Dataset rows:
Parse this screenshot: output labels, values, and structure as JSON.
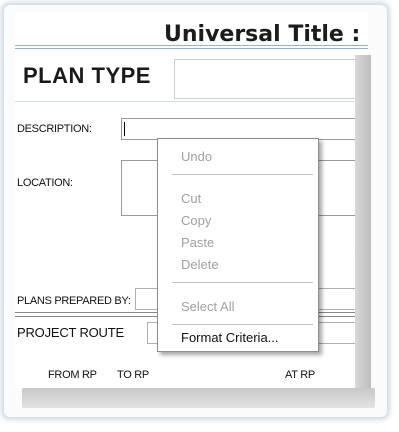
{
  "document": {
    "title": "Universal Title :",
    "plan_type_heading": "PLAN TYPE",
    "fields": {
      "description_label": "DESCRIPTION:",
      "location_label": "LOCATION:",
      "plans_prepared_by_label": "PLANS PREPARED BY:",
      "project_route_label": "PROJECT ROUTE",
      "from_rp_label": "FROM RP",
      "to_rp_label": "TO RP",
      "at_rp_label": "AT RP"
    }
  },
  "context_menu": {
    "items": [
      {
        "label": "Undo",
        "enabled": false
      },
      {
        "label": "Cut",
        "enabled": false
      },
      {
        "label": "Copy",
        "enabled": false
      },
      {
        "label": "Paste",
        "enabled": false
      },
      {
        "label": "Delete",
        "enabled": false
      },
      {
        "label": "Select All",
        "enabled": false
      },
      {
        "label": "Format Criteria...",
        "enabled": true
      }
    ]
  }
}
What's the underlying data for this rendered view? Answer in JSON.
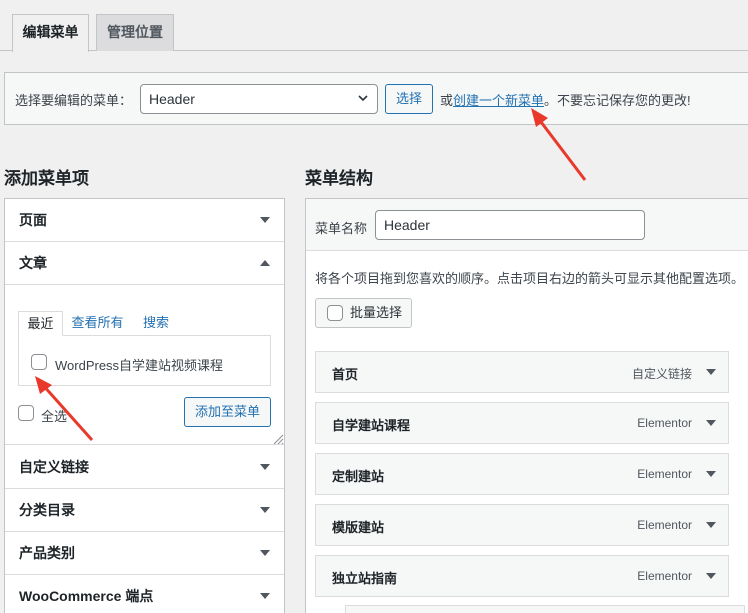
{
  "tabs": [
    {
      "label": "编辑菜单",
      "active": true
    },
    {
      "label": "管理位置",
      "active": false
    }
  ],
  "manage": {
    "label": "选择要编辑的菜单：",
    "selected_menu": "Header",
    "select_button": "选择",
    "hint_prefix": "或",
    "hint_link": "创建一个新菜单",
    "hint_suffix": "。不要忘记保存您的更改!"
  },
  "add_items": {
    "heading": "添加菜单项",
    "sections": [
      {
        "label": "页面",
        "expanded": false
      },
      {
        "label": "文章",
        "expanded": true
      },
      {
        "label": "自定义链接",
        "expanded": false
      },
      {
        "label": "分类目录",
        "expanded": false
      },
      {
        "label": "产品类别",
        "expanded": false
      },
      {
        "label": "WooCommerce 端点",
        "expanded": false
      }
    ],
    "post_tabs": [
      "最近",
      "查看所有",
      "搜索"
    ],
    "posts": [
      "WordPress自学建站视频课程"
    ],
    "select_all": "全选",
    "add_button": "添加至菜单"
  },
  "structure": {
    "heading": "菜单结构",
    "name_label": "菜单名称",
    "name_value": "Header",
    "description": "将各个项目拖到您喜欢的顺序。点击项目右边的箭头可显示其他配置选项。",
    "bulk_select": "批量选择",
    "items": [
      {
        "title": "首页",
        "type": "自定义链接"
      },
      {
        "title": "自学建站课程",
        "type": "Elementor"
      },
      {
        "title": "定制建站",
        "type": "Elementor"
      },
      {
        "title": "模版建站",
        "type": "Elementor"
      },
      {
        "title": "独立站指南",
        "type": "Elementor"
      }
    ]
  },
  "colors": {
    "accent": "#2271b1",
    "annotation": "#e8392b"
  }
}
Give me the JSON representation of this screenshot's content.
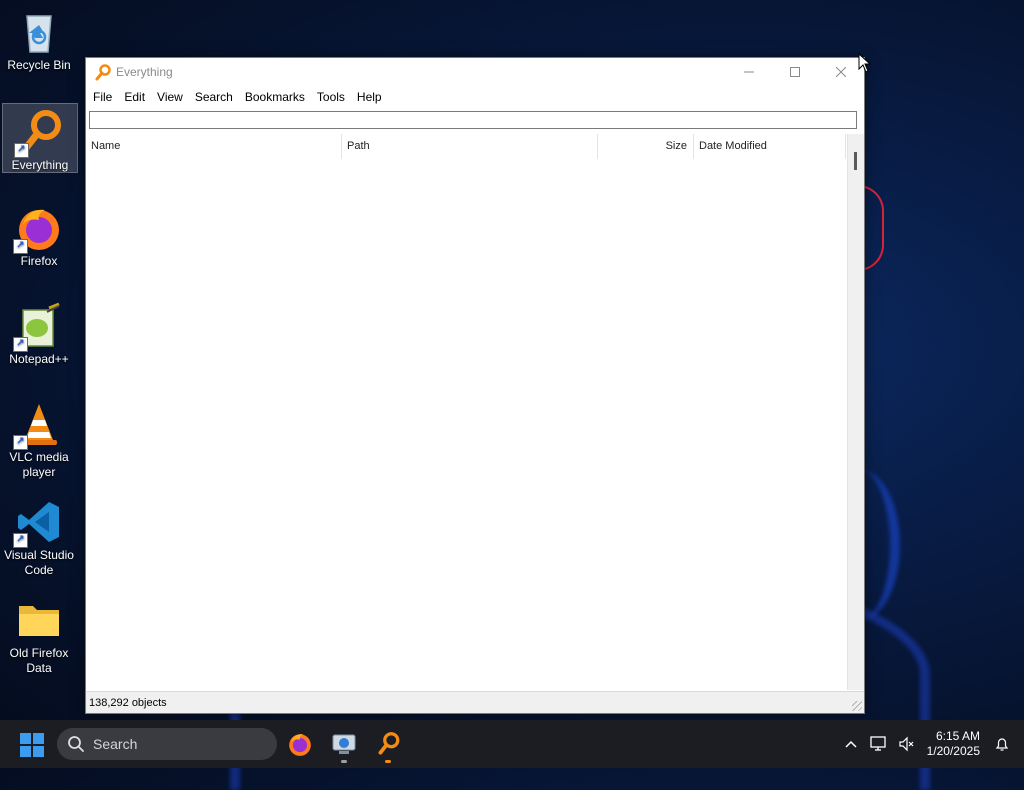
{
  "desktop": {
    "icons": [
      {
        "label": "Recycle Bin",
        "icon": "recycle-bin-icon"
      },
      {
        "label": "Everything",
        "icon": "everything-icon"
      },
      {
        "label": "Firefox",
        "icon": "firefox-icon"
      },
      {
        "label": "Notepad++",
        "icon": "notepadpp-icon"
      },
      {
        "label": "VLC media player",
        "icon": "vlc-icon"
      },
      {
        "label": "Visual Studio Code",
        "icon": "vscode-icon"
      },
      {
        "label": "Old Firefox Data",
        "icon": "folder-icon"
      }
    ]
  },
  "window": {
    "title": "Everything",
    "menu": [
      "File",
      "Edit",
      "View",
      "Search",
      "Bookmarks",
      "Tools",
      "Help"
    ],
    "search": {
      "value": "",
      "placeholder": ""
    },
    "columns": [
      "Name",
      "Path",
      "Size",
      "Date Modified"
    ],
    "status": "138,292 objects"
  },
  "taskbar": {
    "search_label": "Search",
    "apps": [
      "firefox-icon",
      "network-app-icon",
      "everything-icon"
    ],
    "time": "6:15 AM",
    "date": "1/20/2025"
  },
  "colors": {
    "accent": "#3c9cf0",
    "everything_orange": "#f28c14",
    "taskbar_bg": "#1b1d22"
  }
}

**SHORT EXERCISE:**
Repeat each entry precisely as it appears. Leave the pictures out.

**RESPONSE TO THIS TASK:**
Parse this screenshot: output labels, values, and structure as JSON.
{
  "document": {
    "title": "Universal Title :",
    "plan_type_heading": "PLAN TYPE",
    "fields": {
      "description_label": "DESCRIPTION:",
      "location_label": "LOCATION:",
      "plans_prepared_by_label": "PLANS PREPARED BY:",
      "project_route_label": "PROJECT ROUTE",
      "from_rp_label": "FROM RP",
      "to_rp_label": "TO RP",
      "at_rp_label": "AT RP"
    }
  },
  "context_menu": {
    "items": [
      {
        "label": "Undo",
        "enabled": false
      },
      {
        "label": "Cut",
        "enabled": false
      },
      {
        "label": "Copy",
        "enabled": false
      },
      {
        "label": "Paste",
        "enabled": false
      },
      {
        "label": "Delete",
        "enabled": false
      },
      {
        "label": "Select All",
        "enabled": false
      },
      {
        "label": "Format Criteria...",
        "enabled": true
      }
    ]
  }
}
What's the underlying data for this rendered view? Answer in JSON.
{
  "tabs": [
    {
      "label": "编辑菜单",
      "active": true
    },
    {
      "label": "管理位置",
      "active": false
    }
  ],
  "manage": {
    "label": "选择要编辑的菜单：",
    "selected_menu": "Header",
    "select_button": "选择",
    "hint_prefix": "或",
    "hint_link": "创建一个新菜单",
    "hint_suffix": "。不要忘记保存您的更改!"
  },
  "add_items": {
    "heading": "添加菜单项",
    "sections": [
      {
        "label": "页面",
        "expanded": false
      },
      {
        "label": "文章",
        "expanded": true
      },
      {
        "label": "自定义链接",
        "expanded": false
      },
      {
        "label": "分类目录",
        "expanded": false
      },
      {
        "label": "产品类别",
        "expanded": false
      },
      {
        "label": "WooCommerce 端点",
        "expanded": false
      }
    ],
    "post_tabs": [
      "最近",
      "查看所有",
      "搜索"
    ],
    "posts": [
      "WordPress自学建站视频课程"
    ],
    "select_all": "全选",
    "add_button": "添加至菜单"
  },
  "structure": {
    "heading": "菜单结构",
    "name_label": "菜单名称",
    "name_value": "Header",
    "description": "将各个项目拖到您喜欢的顺序。点击项目右边的箭头可显示其他配置选项。",
    "bulk_select": "批量选择",
    "items": [
      {
        "title": "首页",
        "type": "自定义链接"
      },
      {
        "title": "自学建站课程",
        "type": "Elementor"
      },
      {
        "title": "定制建站",
        "type": "Elementor"
      },
      {
        "title": "模版建站",
        "type": "Elementor"
      },
      {
        "title": "独立站指南",
        "type": "Elementor"
      }
    ]
  },
  "colors": {
    "accent": "#2271b1",
    "annotation": "#e8392b"
  }
}
Give me the JSON representation of this screenshot's content.
{
  "desktop": {
    "icons": [
      {
        "label": "Recycle Bin",
        "icon": "recycle-bin-icon"
      },
      {
        "label": "Everything",
        "icon": "everything-icon"
      },
      {
        "label": "Firefox",
        "icon": "firefox-icon"
      },
      {
        "label": "Notepad++",
        "icon": "notepadpp-icon"
      },
      {
        "label": "VLC media player",
        "icon": "vlc-icon"
      },
      {
        "label": "Visual Studio Code",
        "icon": "vscode-icon"
      },
      {
        "label": "Old Firefox Data",
        "icon": "folder-icon"
      }
    ]
  },
  "window": {
    "title": "Everything",
    "menu": [
      "File",
      "Edit",
      "View",
      "Search",
      "Bookmarks",
      "Tools",
      "Help"
    ],
    "search": {
      "value": "",
      "placeholder": ""
    },
    "columns": [
      "Name",
      "Path",
      "Size",
      "Date Modified"
    ],
    "status": "138,292 objects"
  },
  "taskbar": {
    "search_label": "Search",
    "apps": [
      "firefox-icon",
      "network-app-icon",
      "everything-icon"
    ],
    "time": "6:15 AM",
    "date": "1/20/2025"
  },
  "colors": {
    "accent": "#3c9cf0",
    "everything_orange": "#f28c14",
    "taskbar_bg": "#1b1d22"
  }
}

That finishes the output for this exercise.